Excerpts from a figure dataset
::::

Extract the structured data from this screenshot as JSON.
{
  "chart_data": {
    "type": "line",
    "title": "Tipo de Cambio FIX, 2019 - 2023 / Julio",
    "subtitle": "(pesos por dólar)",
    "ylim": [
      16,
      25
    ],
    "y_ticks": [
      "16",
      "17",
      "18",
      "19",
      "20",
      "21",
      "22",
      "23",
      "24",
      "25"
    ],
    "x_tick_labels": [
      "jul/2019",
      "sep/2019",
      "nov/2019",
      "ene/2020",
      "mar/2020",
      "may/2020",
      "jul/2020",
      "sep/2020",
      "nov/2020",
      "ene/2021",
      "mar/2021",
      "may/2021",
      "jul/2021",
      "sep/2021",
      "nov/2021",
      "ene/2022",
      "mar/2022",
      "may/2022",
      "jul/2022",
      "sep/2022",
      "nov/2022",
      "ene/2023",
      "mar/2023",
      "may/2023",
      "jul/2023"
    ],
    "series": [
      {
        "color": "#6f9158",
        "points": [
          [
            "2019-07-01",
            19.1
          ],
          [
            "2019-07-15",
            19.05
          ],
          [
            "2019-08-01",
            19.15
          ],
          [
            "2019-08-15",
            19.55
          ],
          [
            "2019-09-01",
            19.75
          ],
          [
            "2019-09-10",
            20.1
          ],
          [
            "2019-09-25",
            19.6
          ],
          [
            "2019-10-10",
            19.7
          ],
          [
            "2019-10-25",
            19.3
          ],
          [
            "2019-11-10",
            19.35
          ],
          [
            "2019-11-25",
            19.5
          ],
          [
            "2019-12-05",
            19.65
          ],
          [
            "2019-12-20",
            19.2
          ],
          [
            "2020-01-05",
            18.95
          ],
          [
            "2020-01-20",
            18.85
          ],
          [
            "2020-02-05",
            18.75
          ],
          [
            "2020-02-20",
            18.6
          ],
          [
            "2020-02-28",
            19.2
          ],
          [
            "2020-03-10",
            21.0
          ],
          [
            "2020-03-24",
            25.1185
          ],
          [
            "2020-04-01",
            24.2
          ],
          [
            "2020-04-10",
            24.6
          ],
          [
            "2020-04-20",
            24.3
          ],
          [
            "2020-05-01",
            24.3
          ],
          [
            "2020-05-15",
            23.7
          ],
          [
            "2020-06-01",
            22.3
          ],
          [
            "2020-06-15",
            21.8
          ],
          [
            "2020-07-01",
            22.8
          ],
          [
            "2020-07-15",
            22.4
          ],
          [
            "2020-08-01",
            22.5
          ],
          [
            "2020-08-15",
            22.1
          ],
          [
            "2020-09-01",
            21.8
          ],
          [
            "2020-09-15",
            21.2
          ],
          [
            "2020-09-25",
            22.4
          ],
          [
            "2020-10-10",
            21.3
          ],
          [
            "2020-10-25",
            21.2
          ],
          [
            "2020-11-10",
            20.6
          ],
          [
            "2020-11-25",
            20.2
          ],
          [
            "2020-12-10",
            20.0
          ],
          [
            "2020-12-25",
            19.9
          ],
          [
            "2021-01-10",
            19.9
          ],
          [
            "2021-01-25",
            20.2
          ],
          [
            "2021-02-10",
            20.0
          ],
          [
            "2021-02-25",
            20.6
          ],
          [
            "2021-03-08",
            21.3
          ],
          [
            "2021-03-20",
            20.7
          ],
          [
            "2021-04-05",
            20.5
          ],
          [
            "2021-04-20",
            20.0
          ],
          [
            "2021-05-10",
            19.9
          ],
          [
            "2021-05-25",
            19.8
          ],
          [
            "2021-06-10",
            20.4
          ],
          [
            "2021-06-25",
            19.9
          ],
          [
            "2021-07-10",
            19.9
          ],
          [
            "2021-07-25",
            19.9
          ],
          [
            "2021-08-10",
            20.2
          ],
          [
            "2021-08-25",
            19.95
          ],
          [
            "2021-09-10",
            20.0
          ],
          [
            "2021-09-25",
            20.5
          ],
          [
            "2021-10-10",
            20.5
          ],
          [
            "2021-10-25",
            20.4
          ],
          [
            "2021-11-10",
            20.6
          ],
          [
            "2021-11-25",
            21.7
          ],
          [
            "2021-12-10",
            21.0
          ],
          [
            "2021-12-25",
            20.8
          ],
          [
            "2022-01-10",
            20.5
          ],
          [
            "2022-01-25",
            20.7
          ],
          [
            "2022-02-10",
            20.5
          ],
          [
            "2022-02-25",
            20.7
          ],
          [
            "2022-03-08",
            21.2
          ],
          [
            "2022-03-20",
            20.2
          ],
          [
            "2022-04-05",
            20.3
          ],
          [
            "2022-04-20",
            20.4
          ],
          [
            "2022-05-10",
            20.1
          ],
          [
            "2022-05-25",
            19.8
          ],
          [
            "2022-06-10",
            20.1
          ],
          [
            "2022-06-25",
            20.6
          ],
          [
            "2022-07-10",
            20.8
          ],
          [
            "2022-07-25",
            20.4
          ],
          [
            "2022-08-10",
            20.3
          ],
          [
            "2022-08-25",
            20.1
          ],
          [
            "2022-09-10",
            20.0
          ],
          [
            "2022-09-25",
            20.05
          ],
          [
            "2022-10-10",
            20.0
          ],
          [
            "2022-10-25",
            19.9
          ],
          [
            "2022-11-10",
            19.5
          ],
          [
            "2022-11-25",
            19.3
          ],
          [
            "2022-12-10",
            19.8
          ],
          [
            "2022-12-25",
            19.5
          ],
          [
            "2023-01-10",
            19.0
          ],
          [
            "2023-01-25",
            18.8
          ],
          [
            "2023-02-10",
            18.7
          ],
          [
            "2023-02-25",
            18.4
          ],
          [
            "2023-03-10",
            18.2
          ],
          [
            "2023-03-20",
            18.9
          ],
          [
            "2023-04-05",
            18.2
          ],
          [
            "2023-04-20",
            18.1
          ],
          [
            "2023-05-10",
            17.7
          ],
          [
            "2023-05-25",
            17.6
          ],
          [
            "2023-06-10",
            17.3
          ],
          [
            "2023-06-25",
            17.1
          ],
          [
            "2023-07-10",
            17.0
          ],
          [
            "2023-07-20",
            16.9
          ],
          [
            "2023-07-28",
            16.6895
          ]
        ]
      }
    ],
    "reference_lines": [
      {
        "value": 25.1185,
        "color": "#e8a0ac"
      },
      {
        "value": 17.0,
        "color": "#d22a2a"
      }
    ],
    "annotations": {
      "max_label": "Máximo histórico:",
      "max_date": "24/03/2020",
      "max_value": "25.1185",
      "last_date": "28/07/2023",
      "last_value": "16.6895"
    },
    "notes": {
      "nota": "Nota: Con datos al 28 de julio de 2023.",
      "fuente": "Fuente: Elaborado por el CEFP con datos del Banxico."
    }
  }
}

::::

## Aim of the exercise
Extract each line from the listing that holds the word "datos".

## Response to the task
      "nota": "Nota: Con datos al 28 de julio de 2023.",
      "fuente": "Fuente: Elaborado por el CEFP con datos del Banxico."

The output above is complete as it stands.